• **Exercise requirements**: A faithful transcription of all the data is required.

• **Entries supplied**:

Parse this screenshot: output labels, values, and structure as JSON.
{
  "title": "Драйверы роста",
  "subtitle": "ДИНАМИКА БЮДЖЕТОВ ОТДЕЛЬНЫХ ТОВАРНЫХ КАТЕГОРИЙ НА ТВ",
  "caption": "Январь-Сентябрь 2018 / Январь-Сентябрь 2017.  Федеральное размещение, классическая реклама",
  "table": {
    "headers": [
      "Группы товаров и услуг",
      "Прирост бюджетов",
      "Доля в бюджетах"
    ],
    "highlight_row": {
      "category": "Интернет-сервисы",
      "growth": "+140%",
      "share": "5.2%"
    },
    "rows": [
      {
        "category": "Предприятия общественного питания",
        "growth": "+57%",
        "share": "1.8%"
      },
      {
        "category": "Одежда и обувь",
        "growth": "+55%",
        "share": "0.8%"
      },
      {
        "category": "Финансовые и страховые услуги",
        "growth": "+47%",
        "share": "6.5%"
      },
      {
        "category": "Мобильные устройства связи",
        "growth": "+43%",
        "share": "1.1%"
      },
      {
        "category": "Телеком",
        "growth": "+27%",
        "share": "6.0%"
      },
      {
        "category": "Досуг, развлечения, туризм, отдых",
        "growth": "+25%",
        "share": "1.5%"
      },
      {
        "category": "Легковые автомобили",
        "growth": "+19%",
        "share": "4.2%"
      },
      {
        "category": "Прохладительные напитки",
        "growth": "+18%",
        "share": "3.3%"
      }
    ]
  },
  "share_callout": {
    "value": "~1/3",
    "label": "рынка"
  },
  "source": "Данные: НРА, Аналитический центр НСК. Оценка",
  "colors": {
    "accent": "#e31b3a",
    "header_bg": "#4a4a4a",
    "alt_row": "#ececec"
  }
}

• **Exercise output**:
Parse this screenshot: output labels, values, and structure as JSON.
{
  "title": "Драйверы роста",
  "subtitle": "ДИНАМИКА БЮДЖЕТОВ ОТДЕЛЬНЫХ ТОВАРНЫХ КАТЕГОРИЙ НА ТВ",
  "caption": "Январь-Сентябрь 2018 / Январь-Сентябрь 2017.  Федеральное размещение, классическая реклама",
  "table": {
    "headers": [
      "Группы товаров и услуг",
      "Прирост бюджетов",
      "Доля в бюджетах"
    ],
    "highlight_row": {
      "category": "Интернет-сервисы",
      "growth": "+140%",
      "share": "5.2%"
    },
    "rows": [
      {
        "category": "Предприятия общественного питания",
        "growth": "+57%",
        "share": "1.8%"
      },
      {
        "category": "Одежда и обувь",
        "growth": "+55%",
        "share": "0.8%"
      },
      {
        "category": "Финансовые и страховые услуги",
        "growth": "+47%",
        "share": "6.5%"
      },
      {
        "category": "Мобильные устройства связи",
        "growth": "+43%",
        "share": "1.1%"
      },
      {
        "category": "Телеком",
        "growth": "+27%",
        "share": "6.0%"
      },
      {
        "category": "Досуг, развлечения, туризм, отдых",
        "growth": "+25%",
        "share": "1.5%"
      },
      {
        "category": "Легковые автомобили",
        "growth": "+19%",
        "share": "4.2%"
      },
      {
        "category": "Прохладительные напитки",
        "growth": "+18%",
        "share": "3.3%"
      }
    ]
  },
  "share_callout": {
    "value": "~1/3",
    "label": "рынка"
  },
  "source": "Данные: НРА, Аналитический центр НСК. Оценка",
  "colors": {
    "accent": "#e31b3a",
    "header_bg": "#4a4a4a",
    "alt_row": "#ececec"
  }
}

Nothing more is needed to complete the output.